**TASK A**
Can you repeat the entire blog post about the Subversion King script exactly as it appears, from its first line to its last?

───── SOURCE DOCUMENT ─────

Welcome to the blog of Marcel Oelke from Frankfurt, Germany.

Archive for MySQL

Who is the Subversion King in your Company?

Have you ever wanted to know who’s the top committer in your company?
In my previous company we etablished the term “CVS King”, a title comparable to “Employee of the month”. The developer with the most cvs commits was the “CVS King of the month”. We determined who was the “CSV King” using commit emails that were sent to all developers on each cvs commit.
Two years ago we switched to Subversion, so now we’re talking about the “Subversion King”. Naturally all this is anything but serious ;)

Anyway, today i programmed a little php script that uses a different approach to determine who is the “Subversion King of the Month”. It’s counting the line delta directly from the svn repository using svnlook. So the developer with the most lines added to the repository (not the most commits) is the number one.
Here’s some example output (names are anonymized):

--- Most productive users for 11/2007 ---
1   usera                6319      42.47%
2   userb                5797      38.96%
3   userc                1990      13.37%
4   userd                 773      05.20%
--- Most active commiters for 11/2007 ---
1   usera                  47         47%
2   userb                  34         34%
3   userc                   4          4%
4   userd                   2          2%
-----------------------------------------

The script reads all commits (revisions) for the current month, counts the line delta (how many lines have been added/removed) and the amount of commits.
You can view the highlighted source here or download the script here. Use it on the command line like that:
php -f /path/to/svn/repository

I know that the number of lines comitted may not be the one and only criteria to measure the productivity of a developer. But its an indicator to start with.
So the question is: Are you the “Subversion King” in your company/project?

P.S.
Again, please, dont take this serious ;)

─────

**TASK B**
Will you reproduce the records, starting at their first line and stopping after the line that contains "price-tag-label: 71,85665 bbox=[831, 316, 864, 324]"?

───── SUPPLIED MATERIAL ─────

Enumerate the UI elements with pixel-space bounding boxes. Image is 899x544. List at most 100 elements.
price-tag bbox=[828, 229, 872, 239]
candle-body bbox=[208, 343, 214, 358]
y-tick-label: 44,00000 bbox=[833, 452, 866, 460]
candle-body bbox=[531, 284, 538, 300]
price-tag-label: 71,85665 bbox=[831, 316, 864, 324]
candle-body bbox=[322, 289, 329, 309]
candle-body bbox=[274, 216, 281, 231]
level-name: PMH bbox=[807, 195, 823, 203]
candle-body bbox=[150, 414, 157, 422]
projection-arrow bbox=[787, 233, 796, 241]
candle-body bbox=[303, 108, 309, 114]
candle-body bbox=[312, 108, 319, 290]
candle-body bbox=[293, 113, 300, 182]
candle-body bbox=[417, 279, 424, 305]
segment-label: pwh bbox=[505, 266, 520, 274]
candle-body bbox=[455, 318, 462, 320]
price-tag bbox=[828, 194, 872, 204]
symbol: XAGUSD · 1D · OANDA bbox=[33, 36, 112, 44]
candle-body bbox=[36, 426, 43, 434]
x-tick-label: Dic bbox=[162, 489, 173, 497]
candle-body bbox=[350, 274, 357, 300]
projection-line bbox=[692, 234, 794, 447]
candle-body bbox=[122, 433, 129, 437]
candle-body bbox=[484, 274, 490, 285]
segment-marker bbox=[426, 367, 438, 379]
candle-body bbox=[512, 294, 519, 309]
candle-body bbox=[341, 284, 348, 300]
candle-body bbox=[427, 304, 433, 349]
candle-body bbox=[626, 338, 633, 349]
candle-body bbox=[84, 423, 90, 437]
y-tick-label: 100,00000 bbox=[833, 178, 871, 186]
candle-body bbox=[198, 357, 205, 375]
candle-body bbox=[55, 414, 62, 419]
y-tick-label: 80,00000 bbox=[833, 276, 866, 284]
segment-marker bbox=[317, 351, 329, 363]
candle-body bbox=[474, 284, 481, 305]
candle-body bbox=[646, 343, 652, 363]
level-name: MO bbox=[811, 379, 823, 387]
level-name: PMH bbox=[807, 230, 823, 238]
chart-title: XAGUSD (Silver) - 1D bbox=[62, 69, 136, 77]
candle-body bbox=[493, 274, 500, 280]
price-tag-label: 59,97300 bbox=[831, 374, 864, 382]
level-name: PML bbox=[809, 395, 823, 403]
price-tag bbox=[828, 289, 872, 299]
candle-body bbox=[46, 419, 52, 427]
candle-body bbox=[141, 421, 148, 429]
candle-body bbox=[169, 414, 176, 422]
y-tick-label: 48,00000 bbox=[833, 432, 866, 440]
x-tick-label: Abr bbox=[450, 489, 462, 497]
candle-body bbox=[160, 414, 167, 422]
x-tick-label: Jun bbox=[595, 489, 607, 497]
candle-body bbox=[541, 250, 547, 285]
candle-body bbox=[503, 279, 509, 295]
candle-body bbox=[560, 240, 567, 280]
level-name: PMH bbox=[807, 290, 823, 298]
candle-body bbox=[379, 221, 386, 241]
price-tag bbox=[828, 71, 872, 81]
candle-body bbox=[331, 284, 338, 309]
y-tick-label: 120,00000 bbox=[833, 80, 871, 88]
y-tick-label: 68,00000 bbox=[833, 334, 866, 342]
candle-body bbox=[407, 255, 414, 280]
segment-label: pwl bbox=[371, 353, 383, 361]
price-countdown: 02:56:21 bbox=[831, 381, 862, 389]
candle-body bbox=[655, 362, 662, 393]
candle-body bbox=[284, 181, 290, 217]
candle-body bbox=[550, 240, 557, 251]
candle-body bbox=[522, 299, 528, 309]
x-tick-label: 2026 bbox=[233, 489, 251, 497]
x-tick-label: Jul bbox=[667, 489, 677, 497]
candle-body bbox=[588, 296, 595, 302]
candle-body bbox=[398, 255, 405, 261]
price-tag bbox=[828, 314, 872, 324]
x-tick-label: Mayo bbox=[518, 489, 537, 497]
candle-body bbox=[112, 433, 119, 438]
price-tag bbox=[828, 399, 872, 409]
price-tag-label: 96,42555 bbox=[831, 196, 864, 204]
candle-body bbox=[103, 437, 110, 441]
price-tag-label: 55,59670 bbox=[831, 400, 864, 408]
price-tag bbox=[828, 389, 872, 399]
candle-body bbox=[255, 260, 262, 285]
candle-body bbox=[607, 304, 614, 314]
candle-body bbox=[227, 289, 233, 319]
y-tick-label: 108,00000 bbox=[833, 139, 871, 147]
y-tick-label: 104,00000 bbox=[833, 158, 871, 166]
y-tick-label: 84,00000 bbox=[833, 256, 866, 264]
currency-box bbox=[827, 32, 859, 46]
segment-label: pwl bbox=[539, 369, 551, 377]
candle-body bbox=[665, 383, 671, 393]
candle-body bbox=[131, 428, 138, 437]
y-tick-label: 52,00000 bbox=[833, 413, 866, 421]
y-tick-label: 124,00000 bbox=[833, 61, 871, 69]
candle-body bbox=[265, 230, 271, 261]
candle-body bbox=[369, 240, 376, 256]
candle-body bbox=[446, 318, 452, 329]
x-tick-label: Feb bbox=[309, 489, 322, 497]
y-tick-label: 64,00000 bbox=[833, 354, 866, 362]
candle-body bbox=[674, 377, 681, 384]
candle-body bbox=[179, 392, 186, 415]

─────

**OUTPUT A**
Welcome to the blog of Marcel Oelke from Frankfurt, Germany.

Archive for MySQL

Who is the Subversion King in your Company?

Have you ever wanted to know who’s the top committer in your company?
In my previous company we etablished the term “CVS King”, a title comparable to “Employee of the month”. The developer with the most cvs commits was the “CVS King of the month”. We determined who was the “CSV King” using commit emails that were sent to all developers on each cvs commit.
Two years ago we switched to Subversion, so now we’re talking about the “Subversion King”. Naturally all this is anything but serious ;)

Anyway, today i programmed a little php script that uses a different approach to determine who is the “Subversion King of the Month”. It’s counting the line delta directly from the svn repository using svnlook. So the developer with the most lines added to the repository (not the most commits) is the number one.
Here’s some example output (names are anonymized):

--- Most productive users for 11/2007 ---
1   usera                6319      42.47%
2   userb                5797      38.96%
3   userc                1990      13.37%
4   userd                 773      05.20%
--- Most active commiters for 11/2007 ---
1   usera                  47         47%
2   userb                  34         34%
3   userc                   4          4%
4   userd                   2          2%
-----------------------------------------

The script reads all commits (revisions) for the current month, counts the line delta (how many lines have been added/removed) and the amount of commits.
You can view the highlighted source here or download the script here. Use it on the command line like that:
php -f /path/to/svn/repository

I know that the number of lines comitted may not be the one and only criteria to measure the productivity of a developer. But its an indicator to start with.
So the question is: Are you the “Subversion King” in your company/project?

P.S.
Again, please, dont take this serious ;)

**OUTPUT B**
Enumerate the UI elements with pixel-space bounding boxes. Image is 899x544. List at most 100 elements.
price-tag bbox=[828, 229, 872, 239]
candle-body bbox=[208, 343, 214, 358]
y-tick-label: 44,00000 bbox=[833, 452, 866, 460]
candle-body bbox=[531, 284, 538, 300]
price-tag-label: 71,85665 bbox=[831, 316, 864, 324]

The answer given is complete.